Dataset excerpts
▼▼▼

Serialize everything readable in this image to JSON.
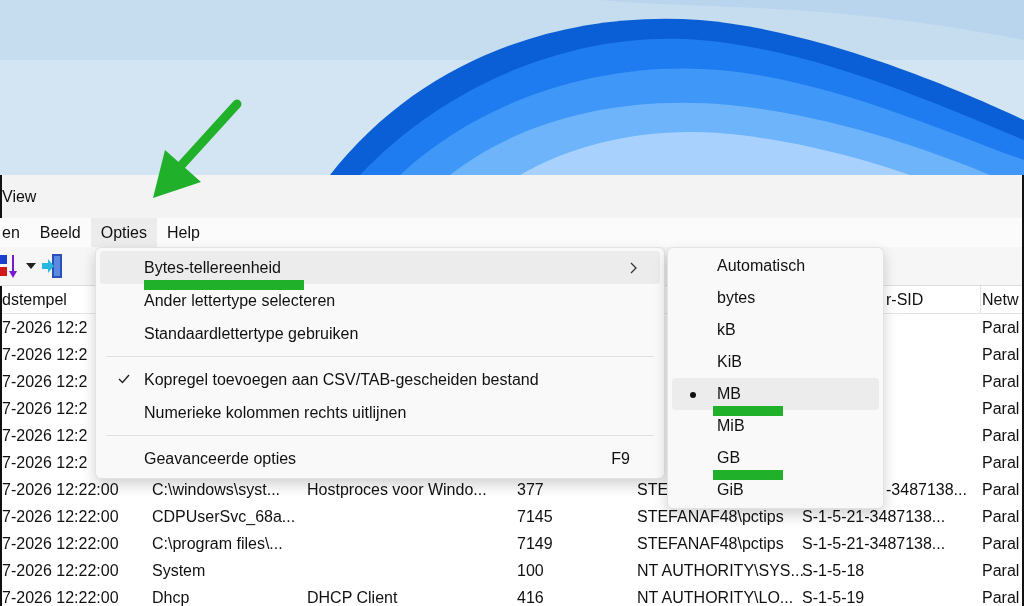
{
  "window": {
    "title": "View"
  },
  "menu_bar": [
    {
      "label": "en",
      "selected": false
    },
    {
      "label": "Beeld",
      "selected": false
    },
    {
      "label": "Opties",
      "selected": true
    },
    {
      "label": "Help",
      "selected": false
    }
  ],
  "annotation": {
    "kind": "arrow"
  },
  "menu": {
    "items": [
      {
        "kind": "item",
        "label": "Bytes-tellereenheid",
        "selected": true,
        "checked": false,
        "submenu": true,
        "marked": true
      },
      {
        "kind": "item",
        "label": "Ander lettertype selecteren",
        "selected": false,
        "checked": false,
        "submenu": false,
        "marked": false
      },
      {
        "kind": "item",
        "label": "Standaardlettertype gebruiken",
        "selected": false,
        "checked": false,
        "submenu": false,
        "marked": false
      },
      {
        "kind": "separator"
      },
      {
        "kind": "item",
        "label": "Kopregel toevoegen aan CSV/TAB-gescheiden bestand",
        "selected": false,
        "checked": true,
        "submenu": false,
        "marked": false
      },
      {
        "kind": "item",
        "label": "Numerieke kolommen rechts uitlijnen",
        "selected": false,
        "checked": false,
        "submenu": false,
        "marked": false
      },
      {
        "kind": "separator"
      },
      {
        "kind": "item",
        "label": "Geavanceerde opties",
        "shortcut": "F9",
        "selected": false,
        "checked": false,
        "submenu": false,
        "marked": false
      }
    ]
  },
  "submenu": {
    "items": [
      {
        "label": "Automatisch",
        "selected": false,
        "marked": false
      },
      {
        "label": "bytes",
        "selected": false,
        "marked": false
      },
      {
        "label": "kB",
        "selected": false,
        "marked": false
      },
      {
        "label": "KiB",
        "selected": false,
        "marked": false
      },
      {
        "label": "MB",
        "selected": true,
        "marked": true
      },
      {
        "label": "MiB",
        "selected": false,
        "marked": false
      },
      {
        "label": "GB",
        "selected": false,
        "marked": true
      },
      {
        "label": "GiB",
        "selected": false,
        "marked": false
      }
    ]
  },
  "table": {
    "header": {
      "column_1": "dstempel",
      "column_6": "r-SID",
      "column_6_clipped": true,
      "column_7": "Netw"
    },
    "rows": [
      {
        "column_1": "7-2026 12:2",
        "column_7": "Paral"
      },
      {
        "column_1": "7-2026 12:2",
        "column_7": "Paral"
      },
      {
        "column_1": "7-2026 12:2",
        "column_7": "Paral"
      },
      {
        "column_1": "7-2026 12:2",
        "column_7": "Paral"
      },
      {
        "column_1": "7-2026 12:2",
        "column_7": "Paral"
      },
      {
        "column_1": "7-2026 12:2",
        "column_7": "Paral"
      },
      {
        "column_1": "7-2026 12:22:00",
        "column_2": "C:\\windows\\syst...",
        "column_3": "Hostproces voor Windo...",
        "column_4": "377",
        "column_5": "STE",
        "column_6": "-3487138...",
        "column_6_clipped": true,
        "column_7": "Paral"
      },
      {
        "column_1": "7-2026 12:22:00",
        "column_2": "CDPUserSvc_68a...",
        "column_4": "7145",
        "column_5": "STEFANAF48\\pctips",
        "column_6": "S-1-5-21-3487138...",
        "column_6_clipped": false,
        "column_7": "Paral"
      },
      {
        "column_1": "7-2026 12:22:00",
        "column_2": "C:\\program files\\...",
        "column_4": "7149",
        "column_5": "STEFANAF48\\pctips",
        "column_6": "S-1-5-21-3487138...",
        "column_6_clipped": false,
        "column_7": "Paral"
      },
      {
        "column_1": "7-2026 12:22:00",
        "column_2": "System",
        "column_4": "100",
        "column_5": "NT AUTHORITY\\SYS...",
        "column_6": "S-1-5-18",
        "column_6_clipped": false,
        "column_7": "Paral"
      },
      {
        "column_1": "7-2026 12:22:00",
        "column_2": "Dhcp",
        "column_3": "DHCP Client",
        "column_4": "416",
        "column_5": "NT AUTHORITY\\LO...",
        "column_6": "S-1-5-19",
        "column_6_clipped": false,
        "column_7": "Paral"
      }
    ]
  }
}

▲▲▲
▼▼▼

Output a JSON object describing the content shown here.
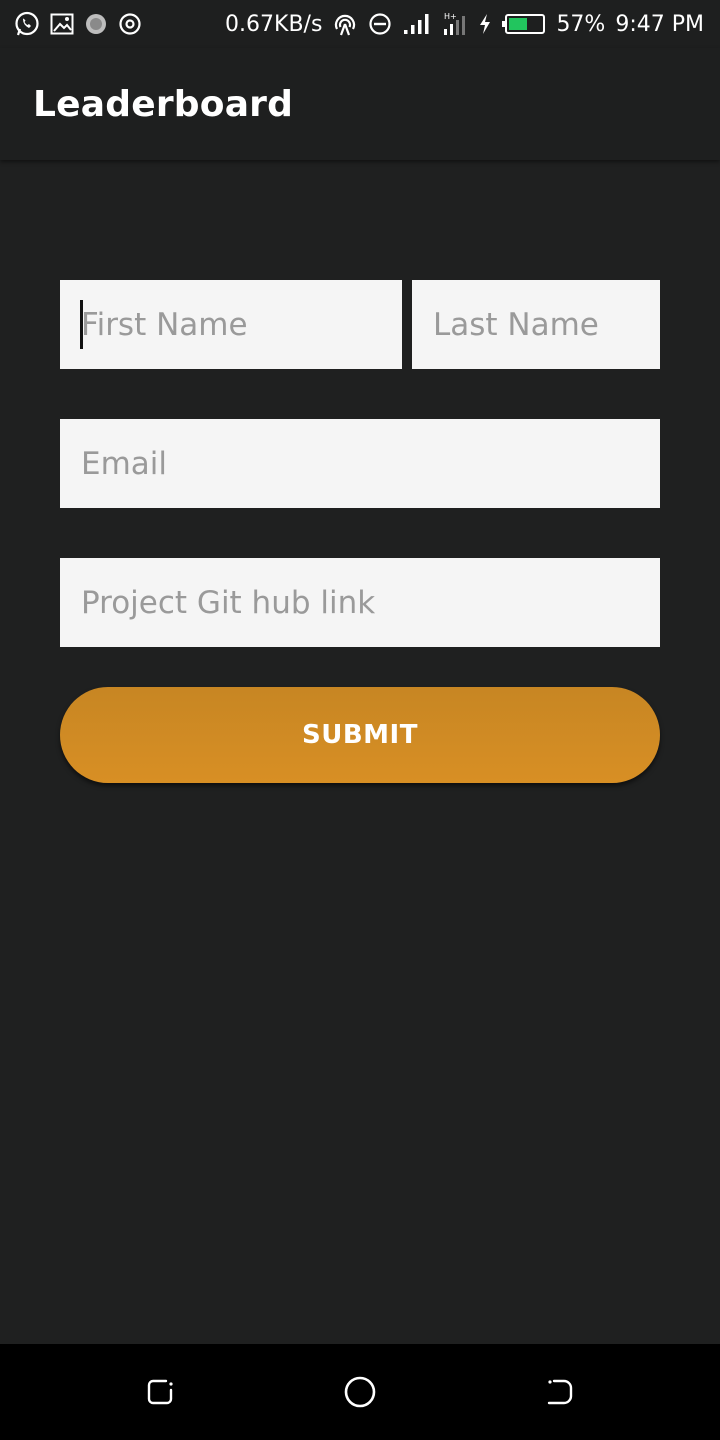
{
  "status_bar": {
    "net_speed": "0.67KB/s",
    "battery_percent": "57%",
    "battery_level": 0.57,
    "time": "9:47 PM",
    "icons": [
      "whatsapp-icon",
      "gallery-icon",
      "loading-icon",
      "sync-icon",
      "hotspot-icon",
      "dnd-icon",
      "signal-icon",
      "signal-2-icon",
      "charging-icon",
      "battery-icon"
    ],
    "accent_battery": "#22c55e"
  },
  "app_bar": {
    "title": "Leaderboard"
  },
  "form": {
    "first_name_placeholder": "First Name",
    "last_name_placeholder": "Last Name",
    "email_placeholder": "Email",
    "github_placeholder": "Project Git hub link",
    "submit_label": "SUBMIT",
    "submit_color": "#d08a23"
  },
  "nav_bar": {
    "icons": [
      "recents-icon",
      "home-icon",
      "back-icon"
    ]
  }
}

▲▲▲

**Your goal**
Using the entries above, return each line that includes the word "JSON".

**Solved problem**
Serialize everything readable in this image to JSON.
Output a JSON object describing the content shown here.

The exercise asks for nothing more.